STATED GOAL
Write out the full set of records exactly. Any pictures in them do not belong in the copy.

ITEMS
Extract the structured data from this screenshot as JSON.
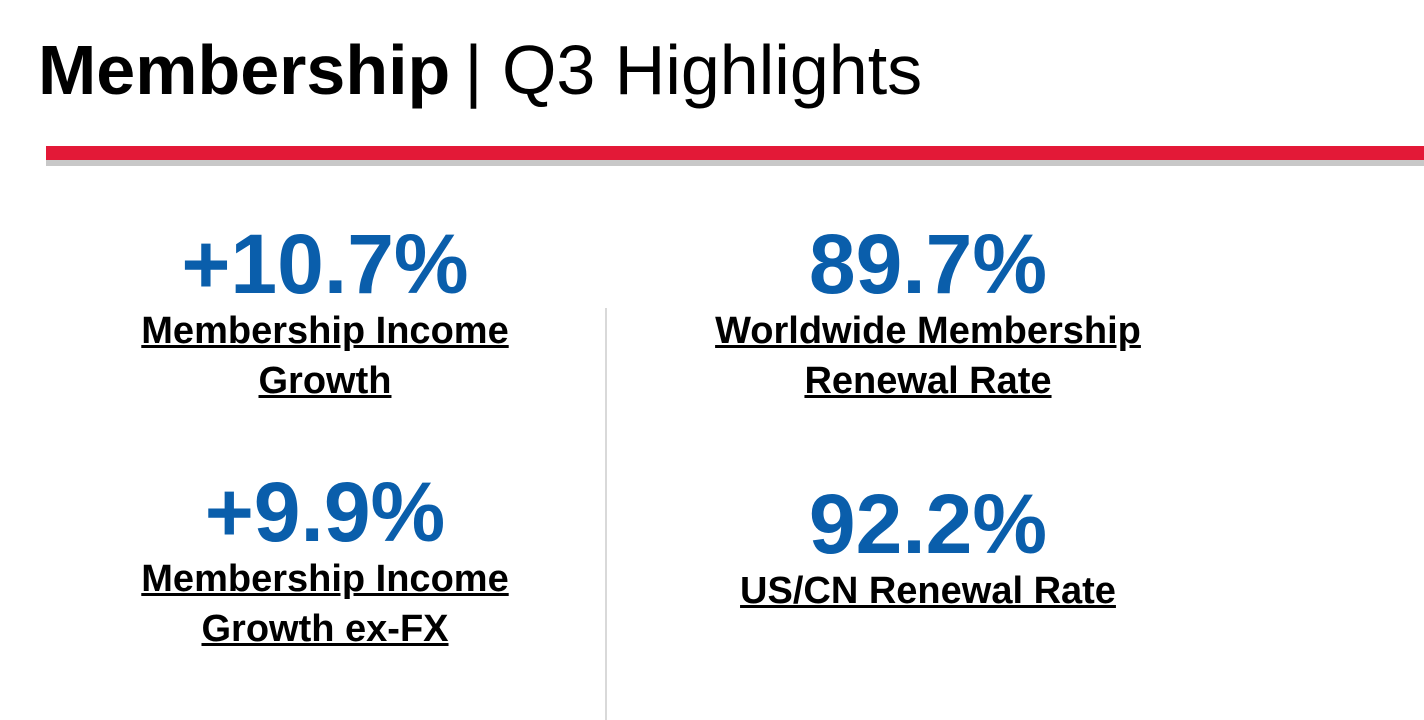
{
  "header": {
    "title": "Membership",
    "subtitle": "| Q3 Highlights"
  },
  "metrics": [
    {
      "value": "+10.7%",
      "label": [
        "Membership Income",
        "Growth"
      ]
    },
    {
      "value": "+9.9%",
      "label": [
        "Membership Income",
        "Growth ex-FX"
      ]
    },
    {
      "value": "89.7%",
      "label": [
        "Worldwide Membership",
        "Renewal Rate"
      ]
    },
    {
      "value": "92.2%",
      "label": [
        "US/CN Renewal Rate"
      ]
    }
  ]
}
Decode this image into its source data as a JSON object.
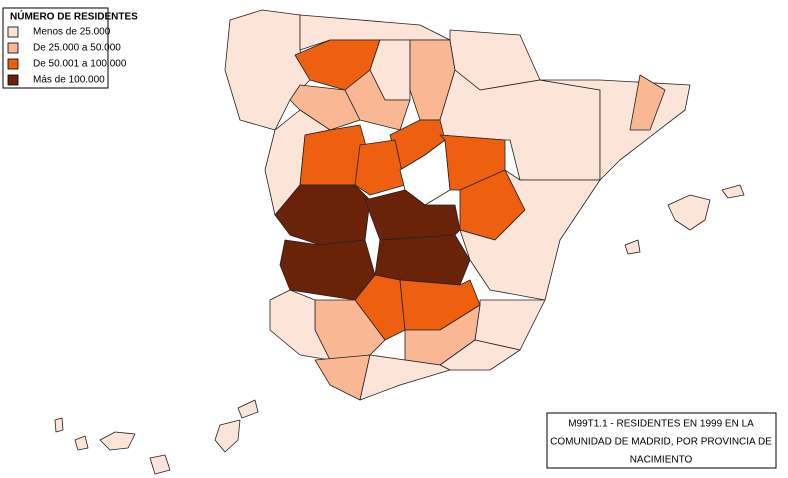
{
  "legend": {
    "title": "NÚMERO DE RESIDENTES",
    "items": [
      {
        "label": "Menos de 25.000",
        "color": "#fde4d9"
      },
      {
        "label": "De 25.000 a 50.000",
        "color": "#f9b793"
      },
      {
        "label": "De 50.001 a 100.000",
        "color": "#ee6010"
      },
      {
        "label": "Más de 100.000",
        "color": "#6a2208"
      }
    ]
  },
  "caption": {
    "lines": [
      "M99T1.1 - RESIDENTES EN 1999 EN  LA",
      "COMUNIDAD DE MADRID, POR PROVINCIA DE",
      "NACIMIENTO"
    ]
  }
}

RESPONSE TO THIS EXERCISE
Extract the structured data from this screenshot as JSON.
{
  "header": {
    "title": "Membership",
    "subtitle": "| Q3 Highlights"
  },
  "metrics": [
    {
      "value": "+10.7%",
      "label": [
        "Membership Income",
        "Growth"
      ]
    },
    {
      "value": "+9.9%",
      "label": [
        "Membership Income",
        "Growth ex-FX"
      ]
    },
    {
      "value": "89.7%",
      "label": [
        "Worldwide Membership",
        "Renewal Rate"
      ]
    },
    {
      "value": "92.2%",
      "label": [
        "US/CN Renewal Rate"
      ]
    }
  ]
}
Decode this image into its source data as a JSON object.
{
  "legend": {
    "title": "NÚMERO DE RESIDENTES",
    "items": [
      {
        "label": "Menos de 25.000",
        "color": "#fde4d9"
      },
      {
        "label": "De 25.000 a 50.000",
        "color": "#f9b793"
      },
      {
        "label": "De 50.001 a 100.000",
        "color": "#ee6010"
      },
      {
        "label": "Más de 100.000",
        "color": "#6a2208"
      }
    ]
  },
  "caption": {
    "lines": [
      "M99T1.1 - RESIDENTES EN 1999 EN  LA",
      "COMUNIDAD DE MADRID, POR PROVINCIA DE",
      "NACIMIENTO"
    ]
  }
}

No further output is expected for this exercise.